MATERIAL SHOWN:
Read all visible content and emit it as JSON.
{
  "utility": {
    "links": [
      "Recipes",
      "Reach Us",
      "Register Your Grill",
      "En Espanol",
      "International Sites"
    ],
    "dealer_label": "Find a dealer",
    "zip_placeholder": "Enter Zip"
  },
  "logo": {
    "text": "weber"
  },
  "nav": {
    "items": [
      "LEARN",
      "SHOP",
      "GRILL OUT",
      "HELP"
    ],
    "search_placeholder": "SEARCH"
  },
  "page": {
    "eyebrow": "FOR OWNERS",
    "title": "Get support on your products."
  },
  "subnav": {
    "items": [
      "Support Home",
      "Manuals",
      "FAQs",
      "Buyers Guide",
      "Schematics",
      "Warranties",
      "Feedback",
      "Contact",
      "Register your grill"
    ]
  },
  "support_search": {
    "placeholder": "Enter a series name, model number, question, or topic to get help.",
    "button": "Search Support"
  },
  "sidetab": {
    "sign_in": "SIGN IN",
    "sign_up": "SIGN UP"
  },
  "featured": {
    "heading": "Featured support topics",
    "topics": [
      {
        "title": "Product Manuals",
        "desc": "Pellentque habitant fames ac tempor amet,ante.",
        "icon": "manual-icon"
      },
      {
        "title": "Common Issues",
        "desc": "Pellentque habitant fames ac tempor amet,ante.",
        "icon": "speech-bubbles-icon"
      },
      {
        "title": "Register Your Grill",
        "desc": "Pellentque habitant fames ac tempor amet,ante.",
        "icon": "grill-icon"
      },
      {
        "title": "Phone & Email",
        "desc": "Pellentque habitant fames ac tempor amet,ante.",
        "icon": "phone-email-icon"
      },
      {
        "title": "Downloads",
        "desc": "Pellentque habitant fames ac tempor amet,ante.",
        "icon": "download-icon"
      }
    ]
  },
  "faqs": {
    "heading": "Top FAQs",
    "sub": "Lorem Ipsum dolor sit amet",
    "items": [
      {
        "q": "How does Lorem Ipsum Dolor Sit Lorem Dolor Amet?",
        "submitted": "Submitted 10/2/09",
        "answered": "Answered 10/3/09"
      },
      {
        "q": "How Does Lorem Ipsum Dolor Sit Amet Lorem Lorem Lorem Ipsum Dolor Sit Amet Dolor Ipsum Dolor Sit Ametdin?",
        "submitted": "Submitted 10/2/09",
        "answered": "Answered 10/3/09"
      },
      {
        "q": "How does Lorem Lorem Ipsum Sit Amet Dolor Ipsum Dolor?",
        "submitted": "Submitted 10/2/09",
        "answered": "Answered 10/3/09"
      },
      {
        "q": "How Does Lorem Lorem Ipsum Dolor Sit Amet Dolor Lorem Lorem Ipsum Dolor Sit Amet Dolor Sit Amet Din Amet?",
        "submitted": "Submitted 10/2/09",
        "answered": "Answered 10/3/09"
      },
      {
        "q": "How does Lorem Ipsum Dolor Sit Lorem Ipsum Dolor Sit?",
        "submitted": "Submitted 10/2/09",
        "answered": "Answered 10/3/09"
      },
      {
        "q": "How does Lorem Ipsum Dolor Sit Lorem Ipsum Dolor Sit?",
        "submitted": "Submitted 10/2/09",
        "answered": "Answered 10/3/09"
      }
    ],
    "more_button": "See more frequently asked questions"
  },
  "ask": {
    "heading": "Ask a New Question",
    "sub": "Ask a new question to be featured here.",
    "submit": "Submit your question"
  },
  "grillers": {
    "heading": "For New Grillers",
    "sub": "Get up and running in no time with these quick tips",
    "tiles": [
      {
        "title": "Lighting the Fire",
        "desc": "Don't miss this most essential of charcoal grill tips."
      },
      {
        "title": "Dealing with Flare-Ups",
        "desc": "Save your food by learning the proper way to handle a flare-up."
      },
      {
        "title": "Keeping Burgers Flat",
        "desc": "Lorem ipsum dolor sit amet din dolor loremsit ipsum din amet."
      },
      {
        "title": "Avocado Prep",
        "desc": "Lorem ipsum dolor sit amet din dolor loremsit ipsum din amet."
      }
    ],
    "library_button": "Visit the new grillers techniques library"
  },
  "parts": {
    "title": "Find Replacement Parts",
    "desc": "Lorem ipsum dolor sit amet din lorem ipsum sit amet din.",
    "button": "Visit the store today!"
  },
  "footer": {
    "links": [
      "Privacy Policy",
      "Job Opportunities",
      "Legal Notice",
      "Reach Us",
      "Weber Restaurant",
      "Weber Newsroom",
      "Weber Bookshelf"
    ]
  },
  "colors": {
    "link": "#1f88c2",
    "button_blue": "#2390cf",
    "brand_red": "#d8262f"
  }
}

THE EXERCISE:
Recopy all the lines exactly as they appear.

THE COMPLETED TASK:
Read all visible content and emit it as JSON.
{
  "utility": {
    "links": [
      "Recipes",
      "Reach Us",
      "Register Your Grill",
      "En Espanol",
      "International Sites"
    ],
    "dealer_label": "Find a dealer",
    "zip_placeholder": "Enter Zip"
  },
  "logo": {
    "text": "weber"
  },
  "nav": {
    "items": [
      "LEARN",
      "SHOP",
      "GRILL OUT",
      "HELP"
    ],
    "search_placeholder": "SEARCH"
  },
  "page": {
    "eyebrow": "FOR OWNERS",
    "title": "Get support on your products."
  },
  "subnav": {
    "items": [
      "Support Home",
      "Manuals",
      "FAQs",
      "Buyers Guide",
      "Schematics",
      "Warranties",
      "Feedback",
      "Contact",
      "Register your grill"
    ]
  },
  "support_search": {
    "placeholder": "Enter a series name, model number, question, or topic to get help.",
    "button": "Search Support"
  },
  "sidetab": {
    "sign_in": "SIGN IN",
    "sign_up": "SIGN UP"
  },
  "featured": {
    "heading": "Featured support topics",
    "topics": [
      {
        "title": "Product Manuals",
        "desc": "Pellentque habitant fames ac tempor amet,ante.",
        "icon": "manual-icon"
      },
      {
        "title": "Common Issues",
        "desc": "Pellentque habitant fames ac tempor amet,ante.",
        "icon": "speech-bubbles-icon"
      },
      {
        "title": "Register Your Grill",
        "desc": "Pellentque habitant fames ac tempor amet,ante.",
        "icon": "grill-icon"
      },
      {
        "title": "Phone & Email",
        "desc": "Pellentque habitant fames ac tempor amet,ante.",
        "icon": "phone-email-icon"
      },
      {
        "title": "Downloads",
        "desc": "Pellentque habitant fames ac tempor amet,ante.",
        "icon": "download-icon"
      }
    ]
  },
  "faqs": {
    "heading": "Top FAQs",
    "sub": "Lorem Ipsum dolor sit amet",
    "items": [
      {
        "q": "How does Lorem Ipsum Dolor Sit Lorem Dolor Amet?",
        "submitted": "Submitted 10/2/09",
        "answered": "Answered 10/3/09"
      },
      {
        "q": "How Does Lorem Ipsum Dolor Sit Amet Lorem Lorem Lorem Ipsum Dolor Sit Amet Dolor Ipsum Dolor Sit Ametdin?",
        "submitted": "Submitted 10/2/09",
        "answered": "Answered 10/3/09"
      },
      {
        "q": "How does Lorem Lorem Ipsum Sit Amet Dolor Ipsum Dolor?",
        "submitted": "Submitted 10/2/09",
        "answered": "Answered 10/3/09"
      },
      {
        "q": "How Does Lorem Lorem Ipsum Dolor Sit Amet Dolor Lorem Lorem Ipsum Dolor Sit Amet Dolor Sit Amet Din Amet?",
        "submitted": "Submitted 10/2/09",
        "answered": "Answered 10/3/09"
      },
      {
        "q": "How does Lorem Ipsum Dolor Sit Lorem Ipsum Dolor Sit?",
        "submitted": "Submitted 10/2/09",
        "answered": "Answered 10/3/09"
      },
      {
        "q": "How does Lorem Ipsum Dolor Sit Lorem Ipsum Dolor Sit?",
        "submitted": "Submitted 10/2/09",
        "answered": "Answered 10/3/09"
      }
    ],
    "more_button": "See more frequently asked questions"
  },
  "ask": {
    "heading": "Ask a New Question",
    "sub": "Ask a new question to be featured here.",
    "submit": "Submit your question"
  },
  "grillers": {
    "heading": "For New Grillers",
    "sub": "Get up and running in no time with these quick tips",
    "tiles": [
      {
        "title": "Lighting the Fire",
        "desc": "Don't miss this most essential of charcoal grill tips."
      },
      {
        "title": "Dealing with Flare-Ups",
        "desc": "Save your food by learning the proper way to handle a flare-up."
      },
      {
        "title": "Keeping Burgers Flat",
        "desc": "Lorem ipsum dolor sit amet din dolor loremsit ipsum din amet."
      },
      {
        "title": "Avocado Prep",
        "desc": "Lorem ipsum dolor sit amet din dolor loremsit ipsum din amet."
      }
    ],
    "library_button": "Visit the new grillers techniques library"
  },
  "parts": {
    "title": "Find Replacement Parts",
    "desc": "Lorem ipsum dolor sit amet din lorem ipsum sit amet din.",
    "button": "Visit the store today!"
  },
  "footer": {
    "links": [
      "Privacy Policy",
      "Job Opportunities",
      "Legal Notice",
      "Reach Us",
      "Weber Restaurant",
      "Weber Newsroom",
      "Weber Bookshelf"
    ]
  },
  "colors": {
    "link": "#1f88c2",
    "button_blue": "#2390cf",
    "brand_red": "#d8262f"
  }
}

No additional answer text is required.